### What you have to do
Provide the data again in its entirety, exactly as given.
------ Information shown ------
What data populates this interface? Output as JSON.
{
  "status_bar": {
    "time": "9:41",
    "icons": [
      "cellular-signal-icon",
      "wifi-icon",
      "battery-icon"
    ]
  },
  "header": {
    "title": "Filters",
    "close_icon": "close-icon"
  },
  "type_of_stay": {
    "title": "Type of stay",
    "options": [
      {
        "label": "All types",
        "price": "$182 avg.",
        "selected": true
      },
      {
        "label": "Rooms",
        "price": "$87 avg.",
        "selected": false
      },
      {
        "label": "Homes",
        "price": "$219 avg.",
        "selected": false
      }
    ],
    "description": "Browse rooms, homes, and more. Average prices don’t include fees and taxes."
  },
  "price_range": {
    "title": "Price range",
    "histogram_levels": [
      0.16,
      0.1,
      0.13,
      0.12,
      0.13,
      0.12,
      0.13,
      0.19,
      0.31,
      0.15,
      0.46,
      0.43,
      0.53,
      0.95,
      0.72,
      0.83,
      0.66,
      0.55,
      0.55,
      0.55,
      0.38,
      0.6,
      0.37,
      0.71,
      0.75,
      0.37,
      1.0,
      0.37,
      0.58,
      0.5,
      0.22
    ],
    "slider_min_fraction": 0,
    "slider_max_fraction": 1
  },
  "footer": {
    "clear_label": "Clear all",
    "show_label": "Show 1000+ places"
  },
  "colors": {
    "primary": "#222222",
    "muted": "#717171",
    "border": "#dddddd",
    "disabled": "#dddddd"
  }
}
------
### Result of this exercise
What data populates this interface? Output as JSON.
{
  "status_bar": {
    "time": "9:41",
    "icons": [
      "cellular-signal-icon",
      "wifi-icon",
      "battery-icon"
    ]
  },
  "header": {
    "title": "Filters",
    "close_icon": "close-icon"
  },
  "type_of_stay": {
    "title": "Type of stay",
    "options": [
      {
        "label": "All types",
        "price": "$182 avg.",
        "selected": true
      },
      {
        "label": "Rooms",
        "price": "$87 avg.",
        "selected": false
      },
      {
        "label": "Homes",
        "price": "$219 avg.",
        "selected": false
      }
    ],
    "description": "Browse rooms, homes, and more. Average prices don’t include fees and taxes."
  },
  "price_range": {
    "title": "Price range",
    "histogram_levels": [
      0.16,
      0.1,
      0.13,
      0.12,
      0.13,
      0.12,
      0.13,
      0.19,
      0.31,
      0.15,
      0.46,
      0.43,
      0.53,
      0.95,
      0.72,
      0.83,
      0.66,
      0.55,
      0.55,
      0.55,
      0.38,
      0.6,
      0.37,
      0.71,
      0.75,
      0.37,
      1.0,
      0.37,
      0.58,
      0.5,
      0.22
    ],
    "slider_min_fraction": 0,
    "slider_max_fraction": 1
  },
  "footer": {
    "clear_label": "Clear all",
    "show_label": "Show 1000+ places"
  },
  "colors": {
    "primary": "#222222",
    "muted": "#717171",
    "border": "#dddddd",
    "disabled": "#dddddd"
  }
}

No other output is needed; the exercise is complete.